_Given problem:_
Write out the listing exactly as it is given.

◇ ◇ ◇

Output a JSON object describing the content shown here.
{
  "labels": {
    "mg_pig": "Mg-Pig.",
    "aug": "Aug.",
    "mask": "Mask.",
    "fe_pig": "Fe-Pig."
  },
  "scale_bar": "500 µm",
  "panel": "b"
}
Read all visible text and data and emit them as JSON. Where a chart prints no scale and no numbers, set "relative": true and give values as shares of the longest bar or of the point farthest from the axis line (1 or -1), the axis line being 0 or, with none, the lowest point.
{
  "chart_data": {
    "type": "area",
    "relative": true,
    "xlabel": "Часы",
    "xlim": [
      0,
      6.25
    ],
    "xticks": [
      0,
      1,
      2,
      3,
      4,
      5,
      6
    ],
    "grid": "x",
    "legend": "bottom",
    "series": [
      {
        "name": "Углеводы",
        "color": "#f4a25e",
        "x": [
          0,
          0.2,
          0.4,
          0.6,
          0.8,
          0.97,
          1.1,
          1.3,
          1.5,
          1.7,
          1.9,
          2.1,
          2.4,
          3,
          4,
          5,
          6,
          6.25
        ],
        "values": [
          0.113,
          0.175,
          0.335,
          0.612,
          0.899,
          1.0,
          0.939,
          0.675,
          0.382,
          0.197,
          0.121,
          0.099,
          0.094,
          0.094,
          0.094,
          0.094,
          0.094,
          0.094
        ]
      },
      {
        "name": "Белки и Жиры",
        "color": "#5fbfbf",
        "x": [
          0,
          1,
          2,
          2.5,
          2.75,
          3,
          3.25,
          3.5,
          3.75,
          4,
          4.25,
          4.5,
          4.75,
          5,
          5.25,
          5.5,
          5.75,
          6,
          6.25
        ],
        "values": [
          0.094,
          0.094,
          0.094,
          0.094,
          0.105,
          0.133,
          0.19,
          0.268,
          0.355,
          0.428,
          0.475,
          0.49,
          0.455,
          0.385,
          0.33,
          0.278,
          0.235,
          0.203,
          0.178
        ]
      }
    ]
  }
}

◇ ◇ ◇

_Response to the exercise:_
Output a JSON object describing the content shown here.
{
  "labels": {
    "mg_pig": "Mg-Pig.",
    "aug": "Aug.",
    "mask": "Mask.",
    "fe_pig": "Fe-Pig."
  },
  "scale_bar": "500 µm",
  "panel": "b"
}
Read all visible text and data and emit them as JSON. Where a chart prints no scale and no numbers, set "relative": true and give values as shares of the longest bar or of the point farthest from the axis line (1 or -1), the axis line being 0 or, with none, the lowest point.
{
  "chart_data": {
    "type": "area",
    "relative": true,
    "xlabel": "Часы",
    "xlim": [
      0,
      6.25
    ],
    "xticks": [
      0,
      1,
      2,
      3,
      4,
      5,
      6
    ],
    "grid": "x",
    "legend": "bottom",
    "series": [
      {
        "name": "Углеводы",
        "color": "#f4a25e",
        "x": [
          0,
          0.2,
          0.4,
          0.6,
          0.8,
          0.97,
          1.1,
          1.3,
          1.5,
          1.7,
          1.9,
          2.1,
          2.4,
          3,
          4,
          5,
          6,
          6.25
        ],
        "values": [
          0.113,
          0.175,
          0.335,
          0.612,
          0.899,
          1.0,
          0.939,
          0.675,
          0.382,
          0.197,
          0.121,
          0.099,
          0.094,
          0.094,
          0.094,
          0.094,
          0.094,
          0.094
        ]
      },
      {
        "name": "Белки и Жиры",
        "color": "#5fbfbf",
        "x": [
          0,
          1,
          2,
          2.5,
          2.75,
          3,
          3.25,
          3.5,
          3.75,
          4,
          4.25,
          4.5,
          4.75,
          5,
          5.25,
          5.5,
          5.75,
          6,
          6.25
        ],
        "values": [
          0.094,
          0.094,
          0.094,
          0.094,
          0.105,
          0.133,
          0.19,
          0.268,
          0.355,
          0.428,
          0.475,
          0.49,
          0.455,
          0.385,
          0.33,
          0.278,
          0.235,
          0.203,
          0.178
        ]
      }
    ]
  }
}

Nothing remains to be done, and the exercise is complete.